▶ _Listing_
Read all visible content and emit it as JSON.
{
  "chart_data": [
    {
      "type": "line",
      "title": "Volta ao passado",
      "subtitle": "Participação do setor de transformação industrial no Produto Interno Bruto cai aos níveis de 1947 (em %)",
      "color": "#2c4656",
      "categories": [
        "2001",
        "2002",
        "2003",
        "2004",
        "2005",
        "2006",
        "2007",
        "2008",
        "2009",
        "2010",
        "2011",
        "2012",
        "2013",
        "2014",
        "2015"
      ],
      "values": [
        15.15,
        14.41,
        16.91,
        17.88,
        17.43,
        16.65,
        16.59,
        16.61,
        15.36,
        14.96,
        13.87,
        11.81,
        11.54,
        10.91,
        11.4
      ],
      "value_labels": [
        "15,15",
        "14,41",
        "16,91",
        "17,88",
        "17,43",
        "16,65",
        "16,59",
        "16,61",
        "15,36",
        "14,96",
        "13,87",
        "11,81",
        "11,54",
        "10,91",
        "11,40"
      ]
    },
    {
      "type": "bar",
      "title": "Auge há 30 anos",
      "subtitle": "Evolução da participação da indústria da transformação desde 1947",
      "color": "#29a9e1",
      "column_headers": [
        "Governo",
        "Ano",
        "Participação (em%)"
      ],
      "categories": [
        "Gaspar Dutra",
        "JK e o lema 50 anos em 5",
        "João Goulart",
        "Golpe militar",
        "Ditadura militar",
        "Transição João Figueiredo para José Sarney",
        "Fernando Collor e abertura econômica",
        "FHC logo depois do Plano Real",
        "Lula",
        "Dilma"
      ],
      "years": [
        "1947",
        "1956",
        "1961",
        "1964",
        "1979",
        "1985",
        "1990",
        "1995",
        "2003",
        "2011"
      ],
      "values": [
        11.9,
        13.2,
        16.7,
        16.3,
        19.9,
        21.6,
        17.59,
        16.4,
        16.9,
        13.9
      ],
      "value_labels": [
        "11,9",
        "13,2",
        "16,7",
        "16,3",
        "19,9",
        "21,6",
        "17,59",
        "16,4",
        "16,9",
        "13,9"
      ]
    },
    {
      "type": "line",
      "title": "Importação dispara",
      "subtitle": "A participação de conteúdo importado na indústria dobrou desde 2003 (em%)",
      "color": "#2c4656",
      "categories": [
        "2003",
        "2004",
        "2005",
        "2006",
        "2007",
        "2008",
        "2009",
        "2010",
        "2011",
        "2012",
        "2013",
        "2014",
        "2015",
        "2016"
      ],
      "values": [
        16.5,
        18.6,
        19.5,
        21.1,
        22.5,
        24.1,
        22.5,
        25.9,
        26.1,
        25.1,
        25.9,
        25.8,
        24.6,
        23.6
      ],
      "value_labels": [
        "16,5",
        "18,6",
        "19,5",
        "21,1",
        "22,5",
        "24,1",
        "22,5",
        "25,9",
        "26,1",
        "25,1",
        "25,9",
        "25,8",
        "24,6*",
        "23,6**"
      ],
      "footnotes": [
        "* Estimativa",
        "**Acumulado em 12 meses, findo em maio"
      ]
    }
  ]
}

▶ _Task goal_
Write out every line from the entries where "indústria" appears.

▶ _Response for this exercise_
      "subtitle": "Evolução da participação da indústria da transformação desde 1947",
      "subtitle": "A participação de conteúdo importado na indústria dobrou desde 2003 (em%)",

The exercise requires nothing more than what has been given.